AIM: Write the records below out again exactly as given, with no images.

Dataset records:
════════════════

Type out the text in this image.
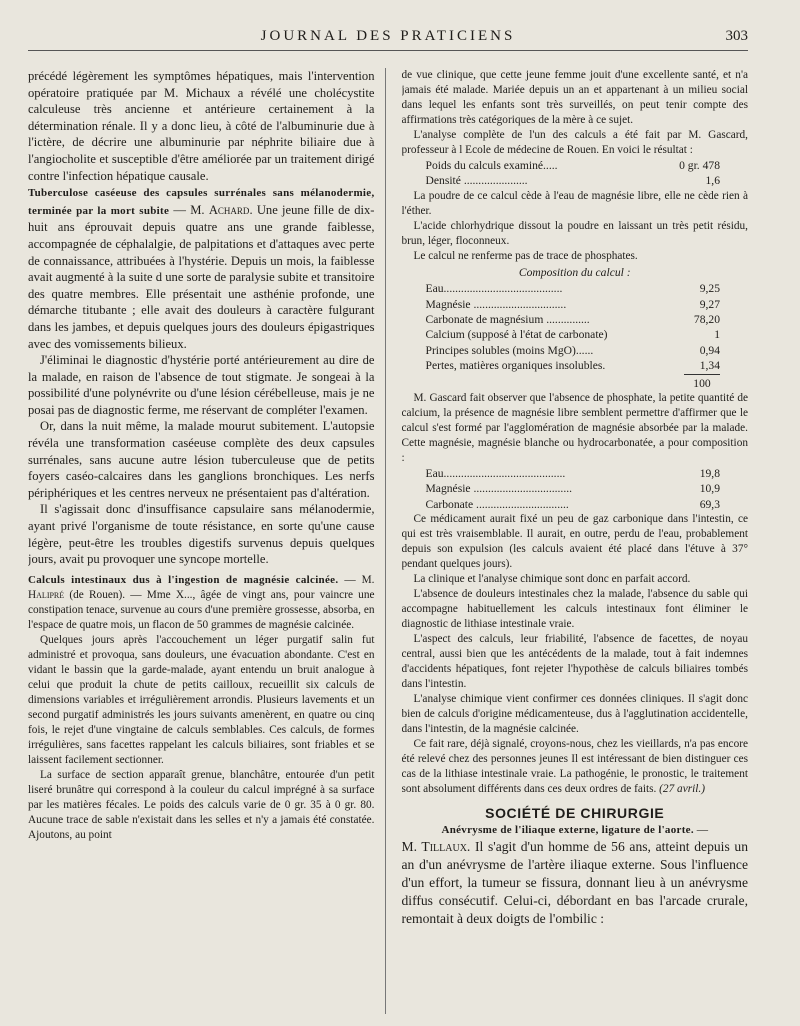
JOURNAL DES PRATICIENS	303

précédé légèrement les symptômes hépatiques, mais l'intervention opératoire pratiquée par M. Michaux a révélé une cholécystite calculeuse très ancienne et antérieure certainement à la détermination rénale. Il y a donc lieu, à côté de l'albuminurie due à l'ictère, de décrire une albuminurie par néphrite biliaire due à l'angiocholite et susceptible d'être améliorée par un traitement dirigé contre l'infection hépatique causale.

Tuberculose caséeuse des capsules surrénales sans mélanodermie, terminée par la mort subite — M. Achard. Une jeune fille de dix-huit ans éprouvait depuis quatre ans une grande faiblesse, accompagnée de céphalalgie, de palpitations et d'attaques avec perte de connaissance, attribuées à l'hystérie. Depuis un mois, la faiblesse avait augmenté à la suite d une sorte de paralysie subite et transitoire des quatre membres. Elle présentait une asthénie profonde, une démarche titubante ; elle avait des douleurs à caractère fulgurant dans les jambes, et depuis quelques jours des douleurs épigastriques avec des vomissements bilieux.

J'éliminai le diagnostic d'hystérie porté antérieurement au dire de la malade, en raison de l'absence de tout stigmate. Je songeai à la possibilité d'une polynévrite ou d'une lésion cérébelleuse, mais je ne posai pas de diagnostic ferme, me réservant de compléter l'examen.

Or, dans la nuit même, la malade mourut subitement. L'autopsie révéla une transformation caséeuse complète des deux capsules surrénales, sans aucune autre lésion tuberculeuse que de petits foyers caséo-calcaires dans les ganglions bronchiques. Les nerfs périphériques et les centres nerveux ne présentaient pas d'altération.

Il s'agissait donc d'insuffisance capsulaire sans mélanodermie, ayant privé l'organisme de toute résistance, en sorte qu'une cause légère, peut-être les troubles digestifs survenus depuis quelques jours, avait pu provoquer une syncope mortelle.

Calculs intestinaux dus à l'ingestion de magnésie calcinée. — M. Halipré (de Rouen). — Mme X..., âgée de vingt ans, pour vaincre une constipation tenace, survenue au cours d'une première grossesse, absorba, en l'espace de quatre mois, un flacon de 50 grammes de magnésie calcinée.

Quelques jours après l'accouchement un léger purgatif salin fut administré et provoqua, sans douleurs, une évacuation abondante. C'est en vidant le bassin que la garde-malade, ayant entendu un bruit analogue à celui que produit la chute de petits cailloux, recueillit six calculs de dimensions variables et irrégulièrement arrondis. Plusieurs lavements et un second purgatif administrés les jours suivants amenèrent, en quatre ou cinq fois, le rejet d'une vingtaine de calculs semblables. Ces calculs, de formes irrégulières, sans facettes rappelant les calculs biliaires, sont friables et se laissent facilement sectionner.

La surface de section apparaît grenue, blanchâtre, entourée d'un petit liseré brunâtre qui correspond à la couleur du calcul imprégné à sa surface par les matières fécales. Le poids des calculs varie de 0 gr. 35 à 0 gr. 80. Aucune trace de sable n'existait dans les selles et n'y a jamais été constatée. Ajoutons, au point

de vue clinique, que cette jeune femme jouit d'une excellente santé, et n'a jamais été malade. Mariée depuis un an et appartenant à un milieu social dans lequel les enfants sont très surveillés, on peut tenir compte des affirmations très catégoriques de la mère à ce sujet.

L'analyse complète de l'un des calculs a été fait par M. Gascard, professeur à l Ecole de médecine de Rouen. En voici le résultat :

Poids du calculs examiné.....	0 gr. 478
Densité ......................	1,6

La poudre de ce calcul cède à l'eau de magnésie libre, elle ne cède rien à l'éther.

L'acide chlorhydrique dissout la poudre en laissant un très petit résidu, brun, léger, floconneux.

Le calcul ne renferme pas de trace de phosphates.

Composition du calcul :
Eau.........................................	9,25
Magnésie ................................	9,27
Carbonate de magnésium ...............	78,20
Calcium (supposé à l'état de carbonate)	1
Principes solubles (moins MgO)......	0,94
Pertes, matières organiques insolubles.	1,34
100

M. Gascard fait observer que l'absence de phosphate, la petite quantité de calcium, la présence de magnésie libre semblent permettre d'affirmer que le calcul s'est formé par l'agglomération de magnésie absorbée par la malade. Cette magnésie, magnésie blanche ou hydrocarbonatée, a pour composition :

Eau..........................................	19,8
Magnésie ..................................	10,9
Carbonate ................................	69,3

Ce médicament aurait fixé un peu de gaz carbonique dans l'intestin, ce qui est très vraisemblable. Il aurait, en outre, perdu de l'eau, probablement depuis son expulsion (les calculs avaient été placé dans l'étuve à 37° pendant quelques jours).

La clinique et l'analyse chimique sont donc en parfait accord.

L'absence de douleurs intestinales chez la malade, l'absence du sable qui accompagne habituellement les calculs intestinaux font éliminer le diagnostic de lithiase intestinale vraie.

L'aspect des calculs, leur friabilité, l'absence de facettes, de noyau central, aussi bien que les antécédents de la malade, tout à fait indemnes d'accidents hépatiques, font rejeter l'hypothèse de calculs biliaires tombés dans l'intestin.

L'analyse chimique vient confirmer ces données cliniques. Il s'agit donc bien de calculs d'origine médicamenteuse, dus à l'agglutination accidentelle, dans l'intestin, de la magnésie calcinée.

Ce fait rare, déjà signalé, croyons-nous, chez les vieillards, n'a pas encore été relevé chez des personnes jeunes Il est intéressant de bien distinguer ces cas de la lithiase intestinale vraie. La pathogénie, le pronostic, le traitement sont absolument différents dans ces deux ordres de faits. (27 avril.)

SOCIÉTÉ DE CHIRURGIE

Anévrysme de l'iliaque externe, ligature de l'aorte. —

M. Tillaux. Il s'agit d'un homme de 56 ans, atteint depuis un an d'un anévrysme de l'artère iliaque externe. Sous l'influence d'un effort, la tumeur se fissura, donnant lieu à un anévrysme diffus consécutif. Celui-ci, débordant en bas l'arcade crurale, remontait à deux doigts de l'ombilic :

════════════════

ANSWER TO THIS TASK:
Type out the text in this image.
JOURNAL DES PRATICIENS	303

précédé légèrement les symptômes hépatiques, mais l'intervention opératoire pratiquée par M. Michaux a révélé une cholécystite calculeuse très ancienne et antérieure certainement à la détermination rénale. Il y a donc lieu, à côté de l'albuminurie due à l'ictère, de décrire une albuminurie par néphrite biliaire due à l'angiocholite et susceptible d'être améliorée par un traitement dirigé contre l'infection hépatique causale.

Tuberculose caséeuse des capsules surrénales sans mélanodermie, terminée par la mort subite — M. Achard. Une jeune fille de dix-huit ans éprouvait depuis quatre ans une grande faiblesse, accompagnée de céphalalgie, de palpitations et d'attaques avec perte de connaissance, attribuées à l'hystérie. Depuis un mois, la faiblesse avait augmenté à la suite d une sorte de paralysie subite et transitoire des quatre membres. Elle présentait une asthénie profonde, une démarche titubante ; elle avait des douleurs à caractère fulgurant dans les jambes, et depuis quelques jours des douleurs épigastriques avec des vomissements bilieux.

J'éliminai le diagnostic d'hystérie porté antérieurement au dire de la malade, en raison de l'absence de tout stigmate. Je songeai à la possibilité d'une polynévrite ou d'une lésion cérébelleuse, mais je ne posai pas de diagnostic ferme, me réservant de compléter l'examen.

Or, dans la nuit même, la malade mourut subitement. L'autopsie révéla une transformation caséeuse complète des deux capsules surrénales, sans aucune autre lésion tuberculeuse que de petits foyers caséo-calcaires dans les ganglions bronchiques. Les nerfs périphériques et les centres nerveux ne présentaient pas d'altération.

Il s'agissait donc d'insuffisance capsulaire sans mélanodermie, ayant privé l'organisme de toute résistance, en sorte qu'une cause légère, peut-être les troubles digestifs survenus depuis quelques jours, avait pu provoquer une syncope mortelle.

Calculs intestinaux dus à l'ingestion de magnésie calcinée. — M. Halipré (de Rouen). — Mme X..., âgée de vingt ans, pour vaincre une constipation tenace, survenue au cours d'une première grossesse, absorba, en l'espace de quatre mois, un flacon de 50 grammes de magnésie calcinée.

Quelques jours après l'accouchement un léger purgatif salin fut administré et provoqua, sans douleurs, une évacuation abondante. C'est en vidant le bassin que la garde-malade, ayant entendu un bruit analogue à celui que produit la chute de petits cailloux, recueillit six calculs de dimensions variables et irrégulièrement arrondis. Plusieurs lavements et un second purgatif administrés les jours suivants amenèrent, en quatre ou cinq fois, le rejet d'une vingtaine de calculs semblables. Ces calculs, de formes irrégulières, sans facettes rappelant les calculs biliaires, sont friables et se laissent facilement sectionner.

La surface de section apparaît grenue, blanchâtre, entourée d'un petit liseré brunâtre qui correspond à la couleur du calcul imprégné à sa surface par les matières fécales. Le poids des calculs varie de 0 gr. 35 à 0 gr. 80. Aucune trace de sable n'existait dans les selles et n'y a jamais été constatée. Ajoutons, au point

de vue clinique, que cette jeune femme jouit d'une excellente santé, et n'a jamais été malade. Mariée depuis un an et appartenant à un milieu social dans lequel les enfants sont très surveillés, on peut tenir compte des affirmations très catégoriques de la mère à ce sujet.

L'analyse complète de l'un des calculs a été fait par M. Gascard, professeur à l Ecole de médecine de Rouen. En voici le résultat :

Poids du calculs examiné.....	0 gr. 478
Densité ......................	1,6

La poudre de ce calcul cède à l'eau de magnésie libre, elle ne cède rien à l'éther.

L'acide chlorhydrique dissout la poudre en laissant un très petit résidu, brun, léger, floconneux.

Le calcul ne renferme pas de trace de phosphates.

Composition du calcul :
Eau.........................................	9,25
Magnésie ................................	9,27
Carbonate de magnésium ...............	78,20
Calcium (supposé à l'état de carbonate)	1
Principes solubles (moins MgO)......	0,94
Pertes, matières organiques insolubles.	1,34
100

M. Gascard fait observer que l'absence de phosphate, la petite quantité de calcium, la présence de magnésie libre semblent permettre d'affirmer que le calcul s'est formé par l'agglomération de magnésie absorbée par la malade. Cette magnésie, magnésie blanche ou hydrocarbonatée, a pour composition :

Eau..........................................	19,8
Magnésie ..................................	10,9
Carbonate ................................	69,3

Ce médicament aurait fixé un peu de gaz carbonique dans l'intestin, ce qui est très vraisemblable. Il aurait, en outre, perdu de l'eau, probablement depuis son expulsion (les calculs avaient été placé dans l'étuve à 37° pendant quelques jours).

La clinique et l'analyse chimique sont donc en parfait accord.

L'absence de douleurs intestinales chez la malade, l'absence du sable qui accompagne habituellement les calculs intestinaux font éliminer le diagnostic de lithiase intestinale vraie.

L'aspect des calculs, leur friabilité, l'absence de facettes, de noyau central, aussi bien que les antécédents de la malade, tout à fait indemnes d'accidents hépatiques, font rejeter l'hypothèse de calculs biliaires tombés dans l'intestin.

L'analyse chimique vient confirmer ces données cliniques. Il s'agit donc bien de calculs d'origine médicamenteuse, dus à l'agglutination accidentelle, dans l'intestin, de la magnésie calcinée.

Ce fait rare, déjà signalé, croyons-nous, chez les vieillards, n'a pas encore été relevé chez des personnes jeunes Il est intéressant de bien distinguer ces cas de la lithiase intestinale vraie. La pathogénie, le pronostic, le traitement sont absolument différents dans ces deux ordres de faits. (27 avril.)

SOCIÉTÉ DE CHIRURGIE

Anévrysme de l'iliaque externe, ligature de l'aorte. —

M. Tillaux. Il s'agit d'un homme de 56 ans, atteint depuis un an d'un anévrysme de l'artère iliaque externe. Sous l'influence d'un effort, la tumeur se fissura, donnant lieu à un anévrysme diffus consécutif. Celui-ci, débordant en bas l'arcade crurale, remontait à deux doigts de l'ombilic :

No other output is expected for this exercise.